# Supplied data
>>>>>
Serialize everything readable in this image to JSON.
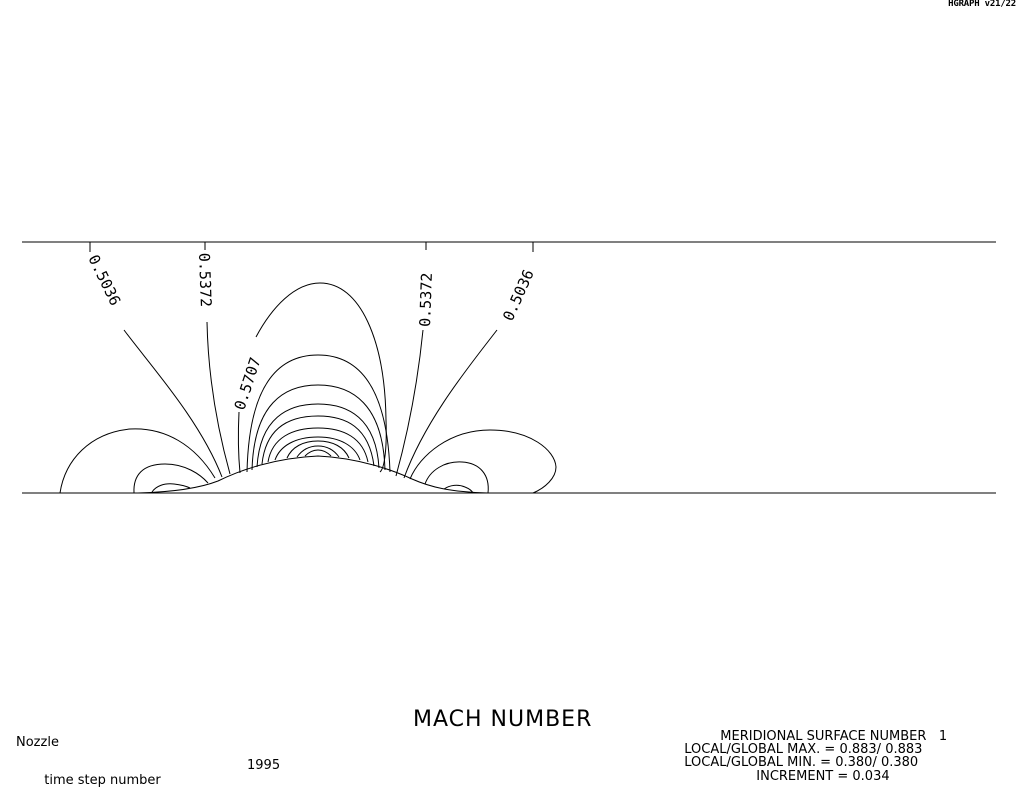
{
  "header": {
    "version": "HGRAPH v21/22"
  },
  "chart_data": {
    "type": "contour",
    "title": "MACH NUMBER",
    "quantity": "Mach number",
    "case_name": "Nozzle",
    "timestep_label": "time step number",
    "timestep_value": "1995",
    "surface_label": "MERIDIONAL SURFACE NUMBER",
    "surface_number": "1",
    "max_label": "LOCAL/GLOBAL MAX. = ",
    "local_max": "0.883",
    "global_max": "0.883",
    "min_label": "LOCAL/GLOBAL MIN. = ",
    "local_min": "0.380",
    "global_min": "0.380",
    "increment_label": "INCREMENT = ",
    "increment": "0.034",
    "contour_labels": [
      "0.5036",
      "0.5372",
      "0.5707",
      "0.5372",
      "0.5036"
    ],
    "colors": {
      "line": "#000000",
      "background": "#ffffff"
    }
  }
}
<<<<<
# Task objective
Extract all the entries word for word; omit any pictures.

# Final answer
Serialize everything readable in this image to JSON.
{
  "header": {
    "version": "HGRAPH v21/22"
  },
  "chart_data": {
    "type": "contour",
    "title": "MACH NUMBER",
    "quantity": "Mach number",
    "case_name": "Nozzle",
    "timestep_label": "time step number",
    "timestep_value": "1995",
    "surface_label": "MERIDIONAL SURFACE NUMBER",
    "surface_number": "1",
    "max_label": "LOCAL/GLOBAL MAX. = ",
    "local_max": "0.883",
    "global_max": "0.883",
    "min_label": "LOCAL/GLOBAL MIN. = ",
    "local_min": "0.380",
    "global_min": "0.380",
    "increment_label": "INCREMENT = ",
    "increment": "0.034",
    "contour_labels": [
      "0.5036",
      "0.5372",
      "0.5707",
      "0.5372",
      "0.5036"
    ],
    "colors": {
      "line": "#000000",
      "background": "#ffffff"
    }
  }
}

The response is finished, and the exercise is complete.